- [TASK GOAL]: Report only how many lines hold the word "information".

Items from a dataset:
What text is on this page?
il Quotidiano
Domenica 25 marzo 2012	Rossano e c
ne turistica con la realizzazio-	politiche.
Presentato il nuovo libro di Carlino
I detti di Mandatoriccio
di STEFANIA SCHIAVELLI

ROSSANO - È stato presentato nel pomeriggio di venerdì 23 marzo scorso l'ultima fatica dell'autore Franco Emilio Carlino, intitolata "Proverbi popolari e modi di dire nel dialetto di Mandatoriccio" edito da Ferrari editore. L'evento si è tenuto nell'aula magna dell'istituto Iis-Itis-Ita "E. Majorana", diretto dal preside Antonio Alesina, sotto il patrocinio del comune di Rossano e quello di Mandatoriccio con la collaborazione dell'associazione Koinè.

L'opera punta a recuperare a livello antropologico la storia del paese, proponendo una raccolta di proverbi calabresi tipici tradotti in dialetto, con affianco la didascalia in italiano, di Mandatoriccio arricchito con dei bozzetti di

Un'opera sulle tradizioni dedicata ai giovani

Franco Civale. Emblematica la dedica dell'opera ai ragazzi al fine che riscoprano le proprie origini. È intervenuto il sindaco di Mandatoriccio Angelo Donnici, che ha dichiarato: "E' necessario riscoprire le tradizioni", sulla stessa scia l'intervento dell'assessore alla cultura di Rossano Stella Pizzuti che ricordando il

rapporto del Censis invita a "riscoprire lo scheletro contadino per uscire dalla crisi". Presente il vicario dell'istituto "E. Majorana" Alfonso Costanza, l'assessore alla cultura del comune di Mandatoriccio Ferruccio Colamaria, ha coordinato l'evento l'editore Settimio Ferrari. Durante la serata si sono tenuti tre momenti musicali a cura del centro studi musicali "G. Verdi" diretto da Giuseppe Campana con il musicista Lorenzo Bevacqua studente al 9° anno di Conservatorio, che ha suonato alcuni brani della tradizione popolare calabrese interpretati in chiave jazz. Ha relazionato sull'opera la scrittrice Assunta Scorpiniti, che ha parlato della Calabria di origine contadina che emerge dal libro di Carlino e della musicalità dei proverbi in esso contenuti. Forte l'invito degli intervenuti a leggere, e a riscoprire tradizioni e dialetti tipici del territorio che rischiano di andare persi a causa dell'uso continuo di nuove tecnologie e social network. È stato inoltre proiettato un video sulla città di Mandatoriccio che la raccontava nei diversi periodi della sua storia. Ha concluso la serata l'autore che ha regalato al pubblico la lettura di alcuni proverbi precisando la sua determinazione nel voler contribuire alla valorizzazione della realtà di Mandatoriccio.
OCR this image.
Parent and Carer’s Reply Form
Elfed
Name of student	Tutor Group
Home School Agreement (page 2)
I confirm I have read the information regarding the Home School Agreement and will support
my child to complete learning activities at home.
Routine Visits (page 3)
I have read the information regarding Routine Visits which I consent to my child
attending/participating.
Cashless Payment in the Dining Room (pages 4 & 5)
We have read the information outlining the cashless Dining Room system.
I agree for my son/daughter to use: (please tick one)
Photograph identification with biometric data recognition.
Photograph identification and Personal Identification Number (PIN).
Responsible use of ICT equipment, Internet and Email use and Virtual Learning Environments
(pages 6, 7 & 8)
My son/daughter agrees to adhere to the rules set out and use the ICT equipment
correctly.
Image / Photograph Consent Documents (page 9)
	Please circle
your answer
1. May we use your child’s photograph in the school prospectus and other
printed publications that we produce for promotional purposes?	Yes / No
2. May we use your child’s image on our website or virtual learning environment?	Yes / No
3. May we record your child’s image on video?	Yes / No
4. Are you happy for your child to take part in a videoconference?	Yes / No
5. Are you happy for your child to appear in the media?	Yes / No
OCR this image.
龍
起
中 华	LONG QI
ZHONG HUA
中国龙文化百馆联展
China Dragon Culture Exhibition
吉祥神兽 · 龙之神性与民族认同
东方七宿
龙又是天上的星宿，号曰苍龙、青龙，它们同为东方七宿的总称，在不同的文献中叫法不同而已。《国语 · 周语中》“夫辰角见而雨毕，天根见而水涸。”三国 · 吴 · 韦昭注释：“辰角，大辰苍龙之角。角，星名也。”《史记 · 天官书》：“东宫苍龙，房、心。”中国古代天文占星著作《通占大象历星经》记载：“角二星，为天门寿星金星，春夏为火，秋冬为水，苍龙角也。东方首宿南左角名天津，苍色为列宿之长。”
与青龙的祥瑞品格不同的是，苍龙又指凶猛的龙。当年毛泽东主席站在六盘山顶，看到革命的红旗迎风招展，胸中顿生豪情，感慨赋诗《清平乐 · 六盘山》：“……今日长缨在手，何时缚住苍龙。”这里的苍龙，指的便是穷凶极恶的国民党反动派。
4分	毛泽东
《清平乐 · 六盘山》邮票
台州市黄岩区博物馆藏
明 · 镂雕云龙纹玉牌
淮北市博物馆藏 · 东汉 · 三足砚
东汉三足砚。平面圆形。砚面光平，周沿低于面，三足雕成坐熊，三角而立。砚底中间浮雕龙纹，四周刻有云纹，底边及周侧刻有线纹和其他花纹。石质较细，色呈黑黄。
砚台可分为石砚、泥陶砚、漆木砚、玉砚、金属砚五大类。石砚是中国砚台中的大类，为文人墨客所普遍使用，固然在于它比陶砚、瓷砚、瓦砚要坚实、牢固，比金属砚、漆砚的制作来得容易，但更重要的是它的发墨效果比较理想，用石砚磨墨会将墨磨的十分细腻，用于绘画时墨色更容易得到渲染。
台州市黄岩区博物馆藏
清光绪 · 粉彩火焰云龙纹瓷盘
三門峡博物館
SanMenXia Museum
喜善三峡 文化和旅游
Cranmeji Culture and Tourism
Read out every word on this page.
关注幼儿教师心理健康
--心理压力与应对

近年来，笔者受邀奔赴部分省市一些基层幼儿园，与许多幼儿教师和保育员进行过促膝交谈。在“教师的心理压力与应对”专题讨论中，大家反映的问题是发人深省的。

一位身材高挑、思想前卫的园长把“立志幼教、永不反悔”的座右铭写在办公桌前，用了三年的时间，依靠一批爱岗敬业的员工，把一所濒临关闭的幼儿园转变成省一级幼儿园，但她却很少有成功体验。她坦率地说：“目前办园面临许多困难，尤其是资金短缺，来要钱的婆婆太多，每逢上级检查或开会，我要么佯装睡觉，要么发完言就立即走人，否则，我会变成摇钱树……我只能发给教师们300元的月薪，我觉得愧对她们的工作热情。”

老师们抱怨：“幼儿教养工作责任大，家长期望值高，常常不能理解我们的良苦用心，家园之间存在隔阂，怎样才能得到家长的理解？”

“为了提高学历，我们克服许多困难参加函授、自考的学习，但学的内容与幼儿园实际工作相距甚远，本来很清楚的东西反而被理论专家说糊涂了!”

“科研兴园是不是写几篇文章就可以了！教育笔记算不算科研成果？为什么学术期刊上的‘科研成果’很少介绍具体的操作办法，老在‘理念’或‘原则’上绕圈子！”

- [CORRECT RESPONSE]: 3